Collected data entries
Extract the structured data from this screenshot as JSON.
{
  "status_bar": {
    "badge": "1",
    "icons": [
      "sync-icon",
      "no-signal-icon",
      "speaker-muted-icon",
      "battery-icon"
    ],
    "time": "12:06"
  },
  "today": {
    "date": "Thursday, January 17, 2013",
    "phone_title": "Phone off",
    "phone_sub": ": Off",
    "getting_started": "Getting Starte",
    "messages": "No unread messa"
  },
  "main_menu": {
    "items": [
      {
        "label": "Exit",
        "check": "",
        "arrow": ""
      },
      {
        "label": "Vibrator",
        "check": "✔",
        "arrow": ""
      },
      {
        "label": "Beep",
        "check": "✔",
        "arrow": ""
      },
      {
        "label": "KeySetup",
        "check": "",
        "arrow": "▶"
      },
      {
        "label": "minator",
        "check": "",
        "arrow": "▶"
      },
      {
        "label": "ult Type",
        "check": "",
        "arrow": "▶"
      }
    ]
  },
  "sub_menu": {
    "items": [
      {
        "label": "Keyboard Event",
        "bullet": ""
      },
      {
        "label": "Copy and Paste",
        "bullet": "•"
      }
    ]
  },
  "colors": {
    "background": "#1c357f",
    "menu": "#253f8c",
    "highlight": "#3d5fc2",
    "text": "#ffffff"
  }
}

→ Exercise task
Copy every record exactly, with nothing added or dropped.

→ Answer for the task
Extract the structured data from this screenshot as JSON.
{
  "status_bar": {
    "badge": "1",
    "icons": [
      "sync-icon",
      "no-signal-icon",
      "speaker-muted-icon",
      "battery-icon"
    ],
    "time": "12:06"
  },
  "today": {
    "date": "Thursday, January 17, 2013",
    "phone_title": "Phone off",
    "phone_sub": ": Off",
    "getting_started": "Getting Starte",
    "messages": "No unread messa"
  },
  "main_menu": {
    "items": [
      {
        "label": "Exit",
        "check": "",
        "arrow": ""
      },
      {
        "label": "Vibrator",
        "check": "✔",
        "arrow": ""
      },
      {
        "label": "Beep",
        "check": "✔",
        "arrow": ""
      },
      {
        "label": "KeySetup",
        "check": "",
        "arrow": "▶"
      },
      {
        "label": "minator",
        "check": "",
        "arrow": "▶"
      },
      {
        "label": "ult Type",
        "check": "",
        "arrow": "▶"
      }
    ]
  },
  "sub_menu": {
    "items": [
      {
        "label": "Keyboard Event",
        "bullet": ""
      },
      {
        "label": "Copy and Paste",
        "bullet": "•"
      }
    ]
  },
  "colors": {
    "background": "#1c357f",
    "menu": "#253f8c",
    "highlight": "#3d5fc2",
    "text": "#ffffff"
  }
}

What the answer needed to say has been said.